= Written instruction =
Pull every line containing the word "Output" from the records.
################
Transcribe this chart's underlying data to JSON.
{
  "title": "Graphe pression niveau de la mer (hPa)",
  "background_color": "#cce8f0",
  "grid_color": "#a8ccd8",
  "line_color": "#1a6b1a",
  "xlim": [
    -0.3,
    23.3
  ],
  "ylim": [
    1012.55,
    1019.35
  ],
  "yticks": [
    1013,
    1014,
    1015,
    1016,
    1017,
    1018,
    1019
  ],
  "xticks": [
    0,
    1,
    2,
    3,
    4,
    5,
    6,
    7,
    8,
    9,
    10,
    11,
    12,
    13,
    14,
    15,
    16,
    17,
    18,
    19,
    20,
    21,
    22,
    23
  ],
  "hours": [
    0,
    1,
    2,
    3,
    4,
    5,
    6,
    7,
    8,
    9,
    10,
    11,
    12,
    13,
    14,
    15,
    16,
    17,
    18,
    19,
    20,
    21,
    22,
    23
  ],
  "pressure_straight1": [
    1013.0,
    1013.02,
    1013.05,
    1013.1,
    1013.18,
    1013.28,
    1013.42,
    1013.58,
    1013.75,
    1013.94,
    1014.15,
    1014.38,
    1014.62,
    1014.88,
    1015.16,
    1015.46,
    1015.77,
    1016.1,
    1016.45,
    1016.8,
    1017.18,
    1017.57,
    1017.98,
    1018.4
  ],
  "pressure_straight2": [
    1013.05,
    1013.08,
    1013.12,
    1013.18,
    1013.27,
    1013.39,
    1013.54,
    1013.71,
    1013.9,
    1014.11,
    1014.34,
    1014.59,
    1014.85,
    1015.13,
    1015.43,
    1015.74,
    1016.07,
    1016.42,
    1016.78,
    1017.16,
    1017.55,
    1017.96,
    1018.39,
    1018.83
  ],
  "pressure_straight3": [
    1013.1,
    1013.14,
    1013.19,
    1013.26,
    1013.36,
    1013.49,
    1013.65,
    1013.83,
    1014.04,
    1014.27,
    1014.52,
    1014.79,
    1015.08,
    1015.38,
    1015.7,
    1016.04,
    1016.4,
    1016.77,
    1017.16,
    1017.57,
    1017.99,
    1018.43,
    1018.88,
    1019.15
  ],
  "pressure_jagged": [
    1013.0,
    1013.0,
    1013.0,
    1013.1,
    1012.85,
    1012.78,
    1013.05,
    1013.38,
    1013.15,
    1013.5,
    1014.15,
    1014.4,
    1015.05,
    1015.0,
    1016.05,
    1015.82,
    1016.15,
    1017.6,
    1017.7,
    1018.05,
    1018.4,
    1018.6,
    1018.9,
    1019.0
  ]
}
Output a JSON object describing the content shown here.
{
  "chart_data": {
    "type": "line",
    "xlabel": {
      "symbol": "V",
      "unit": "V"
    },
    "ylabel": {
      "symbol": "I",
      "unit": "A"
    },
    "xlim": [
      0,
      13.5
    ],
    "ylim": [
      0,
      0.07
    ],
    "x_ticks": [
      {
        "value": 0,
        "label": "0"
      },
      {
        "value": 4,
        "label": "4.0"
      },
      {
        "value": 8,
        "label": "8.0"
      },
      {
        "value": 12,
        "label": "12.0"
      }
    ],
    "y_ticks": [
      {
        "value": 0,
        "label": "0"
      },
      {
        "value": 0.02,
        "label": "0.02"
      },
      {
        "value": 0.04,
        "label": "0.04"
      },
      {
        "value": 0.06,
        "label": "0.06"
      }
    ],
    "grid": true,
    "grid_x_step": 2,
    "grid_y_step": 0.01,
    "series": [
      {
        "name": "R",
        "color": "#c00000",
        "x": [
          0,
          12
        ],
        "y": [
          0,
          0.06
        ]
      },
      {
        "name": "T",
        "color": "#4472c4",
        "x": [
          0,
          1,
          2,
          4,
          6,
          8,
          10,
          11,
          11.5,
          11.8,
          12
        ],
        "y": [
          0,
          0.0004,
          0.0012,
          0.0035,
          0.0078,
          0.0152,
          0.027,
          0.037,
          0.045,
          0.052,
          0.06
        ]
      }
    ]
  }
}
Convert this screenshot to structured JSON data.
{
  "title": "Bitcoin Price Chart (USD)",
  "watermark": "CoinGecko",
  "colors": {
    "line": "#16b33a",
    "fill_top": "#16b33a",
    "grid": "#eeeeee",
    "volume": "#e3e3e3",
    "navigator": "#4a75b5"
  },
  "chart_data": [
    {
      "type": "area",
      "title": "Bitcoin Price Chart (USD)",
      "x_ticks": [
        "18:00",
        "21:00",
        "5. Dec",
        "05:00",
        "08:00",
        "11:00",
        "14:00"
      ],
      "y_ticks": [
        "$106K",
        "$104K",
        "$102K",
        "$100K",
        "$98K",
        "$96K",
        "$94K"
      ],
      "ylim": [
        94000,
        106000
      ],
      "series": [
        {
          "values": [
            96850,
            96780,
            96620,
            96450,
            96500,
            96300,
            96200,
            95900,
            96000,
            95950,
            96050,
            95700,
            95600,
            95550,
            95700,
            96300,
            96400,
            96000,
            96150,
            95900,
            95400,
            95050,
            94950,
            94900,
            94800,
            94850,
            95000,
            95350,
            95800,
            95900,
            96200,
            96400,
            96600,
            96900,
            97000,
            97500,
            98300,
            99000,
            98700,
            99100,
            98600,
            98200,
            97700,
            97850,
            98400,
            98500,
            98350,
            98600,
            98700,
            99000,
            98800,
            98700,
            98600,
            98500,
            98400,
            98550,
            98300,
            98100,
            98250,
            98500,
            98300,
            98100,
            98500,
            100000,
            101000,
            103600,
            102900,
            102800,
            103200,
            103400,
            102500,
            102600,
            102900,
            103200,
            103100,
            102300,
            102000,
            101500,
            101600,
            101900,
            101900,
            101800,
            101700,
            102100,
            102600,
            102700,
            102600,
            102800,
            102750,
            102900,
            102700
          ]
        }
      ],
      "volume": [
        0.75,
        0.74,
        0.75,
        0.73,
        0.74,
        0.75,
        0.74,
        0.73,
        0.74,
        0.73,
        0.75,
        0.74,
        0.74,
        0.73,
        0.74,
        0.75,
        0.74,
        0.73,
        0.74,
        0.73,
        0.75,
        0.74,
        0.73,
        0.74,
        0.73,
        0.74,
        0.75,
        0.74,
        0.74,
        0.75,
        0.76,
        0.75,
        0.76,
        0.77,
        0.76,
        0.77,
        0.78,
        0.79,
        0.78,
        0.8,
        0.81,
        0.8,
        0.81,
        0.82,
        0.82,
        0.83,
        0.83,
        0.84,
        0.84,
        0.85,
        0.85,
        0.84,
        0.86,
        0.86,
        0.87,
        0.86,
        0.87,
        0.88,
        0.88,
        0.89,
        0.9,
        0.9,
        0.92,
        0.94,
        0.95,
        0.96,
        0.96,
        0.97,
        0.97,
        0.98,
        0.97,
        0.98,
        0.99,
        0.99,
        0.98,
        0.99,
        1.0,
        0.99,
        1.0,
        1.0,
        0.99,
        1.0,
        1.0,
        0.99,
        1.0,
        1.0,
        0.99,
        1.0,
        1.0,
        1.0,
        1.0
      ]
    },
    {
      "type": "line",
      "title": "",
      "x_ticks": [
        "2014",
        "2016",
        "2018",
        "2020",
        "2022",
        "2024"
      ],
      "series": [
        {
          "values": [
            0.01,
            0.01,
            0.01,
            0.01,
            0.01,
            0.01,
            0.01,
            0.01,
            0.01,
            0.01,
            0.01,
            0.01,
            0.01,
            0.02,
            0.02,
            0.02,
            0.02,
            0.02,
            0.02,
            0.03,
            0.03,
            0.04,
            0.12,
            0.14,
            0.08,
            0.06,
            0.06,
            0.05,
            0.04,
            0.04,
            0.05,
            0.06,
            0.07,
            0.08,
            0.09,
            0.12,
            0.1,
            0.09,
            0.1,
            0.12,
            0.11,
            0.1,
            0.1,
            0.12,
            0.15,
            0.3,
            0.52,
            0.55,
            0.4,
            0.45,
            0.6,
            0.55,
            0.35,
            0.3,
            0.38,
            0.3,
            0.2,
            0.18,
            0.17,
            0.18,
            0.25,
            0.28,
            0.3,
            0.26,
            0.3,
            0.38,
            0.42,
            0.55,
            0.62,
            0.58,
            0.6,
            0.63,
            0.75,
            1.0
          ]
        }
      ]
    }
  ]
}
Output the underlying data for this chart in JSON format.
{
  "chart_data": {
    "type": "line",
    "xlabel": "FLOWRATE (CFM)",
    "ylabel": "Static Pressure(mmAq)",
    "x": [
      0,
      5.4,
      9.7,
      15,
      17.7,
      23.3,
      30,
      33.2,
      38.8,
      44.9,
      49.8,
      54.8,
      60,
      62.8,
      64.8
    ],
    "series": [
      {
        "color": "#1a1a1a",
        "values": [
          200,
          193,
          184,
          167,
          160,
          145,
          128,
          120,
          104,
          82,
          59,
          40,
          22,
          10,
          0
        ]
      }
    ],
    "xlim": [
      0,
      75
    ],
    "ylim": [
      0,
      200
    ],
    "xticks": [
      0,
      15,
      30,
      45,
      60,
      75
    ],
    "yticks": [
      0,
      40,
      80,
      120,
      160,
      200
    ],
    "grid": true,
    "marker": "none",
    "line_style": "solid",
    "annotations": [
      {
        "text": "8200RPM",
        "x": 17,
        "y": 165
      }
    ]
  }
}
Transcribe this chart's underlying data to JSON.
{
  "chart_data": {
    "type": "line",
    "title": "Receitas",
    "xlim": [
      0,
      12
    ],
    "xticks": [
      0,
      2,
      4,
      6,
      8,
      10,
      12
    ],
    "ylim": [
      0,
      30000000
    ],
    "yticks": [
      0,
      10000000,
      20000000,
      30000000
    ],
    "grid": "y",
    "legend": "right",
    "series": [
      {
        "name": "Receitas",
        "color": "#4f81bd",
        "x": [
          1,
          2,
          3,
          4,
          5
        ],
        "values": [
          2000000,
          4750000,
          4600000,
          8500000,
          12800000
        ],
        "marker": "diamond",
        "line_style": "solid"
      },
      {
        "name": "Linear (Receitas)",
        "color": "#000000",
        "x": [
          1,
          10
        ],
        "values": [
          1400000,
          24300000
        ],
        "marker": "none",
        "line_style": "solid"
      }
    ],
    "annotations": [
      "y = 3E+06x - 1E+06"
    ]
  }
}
################
= Exercise response =
Output a JSON object describing the content shown here.
Output the underlying data for this chart in JSON format.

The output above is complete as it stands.